The listing below should be printed exactly, every line of it. Skip the pictures.
::: DATA EXTRACT
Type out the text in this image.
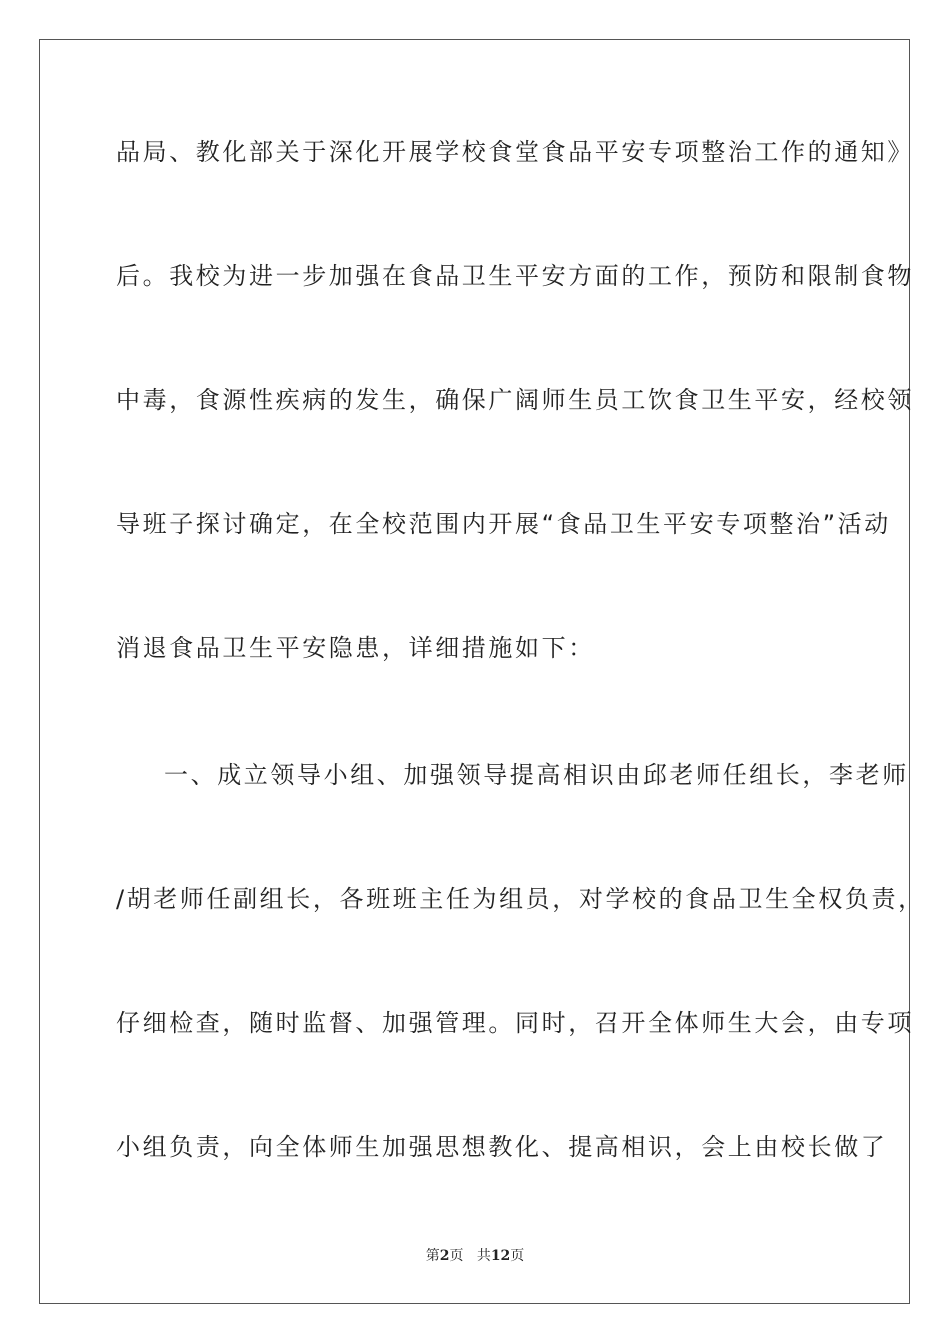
品局、教化部关于深化开展学校食堂食品平安专项整治工作的通知》
后。我校为进一步加强在食品卫生平安方面的工作，预防和限制食物
中毒，食源性疾病的发生，确保广阔师生员工饮食卫生平安，经校领
导班子探讨确定，在全校范围内开展“食品卫生平安专项整治”活动
消退食品卫生平安隐患，详细措施如下：
一、成立领导小组、加强领导提高相识由邱老师任组长，李老师
/胡老师任副组长，各班班主任为组员，对学校的食品卫生全权负责，
仔细检查，随时监督、加强管理。同时，召开全体师生大会，由专项
小组负责，向全体师生加强思想教化、提高相识，会上由校长做了
第2页 共12页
::::::
→ **THE SOLUTION**:
Type out the text in this image.
品局、教化部关于深化开展学校食堂食品平安专项整治工作的通知》
后。我校为进一步加强在食品卫生平安方面的工作，预防和限制食物
中毒，食源性疾病的发生，确保广阔师生员工饮食卫生平安，经校领
导班子探讨确定，在全校范围内开展“食品卫生平安专项整治”活动
消退食品卫生平安隐患，详细措施如下：
一、成立领导小组、加强领导提高相识由邱老师任组长，李老师
/胡老师任副组长，各班班主任为组员，对学校的食品卫生全权负责，
仔细检查，随时监督、加强管理。同时，召开全体师生大会，由专项
小组负责，向全体师生加强思想教化、提高相识，会上由校长做了
第2页 共12页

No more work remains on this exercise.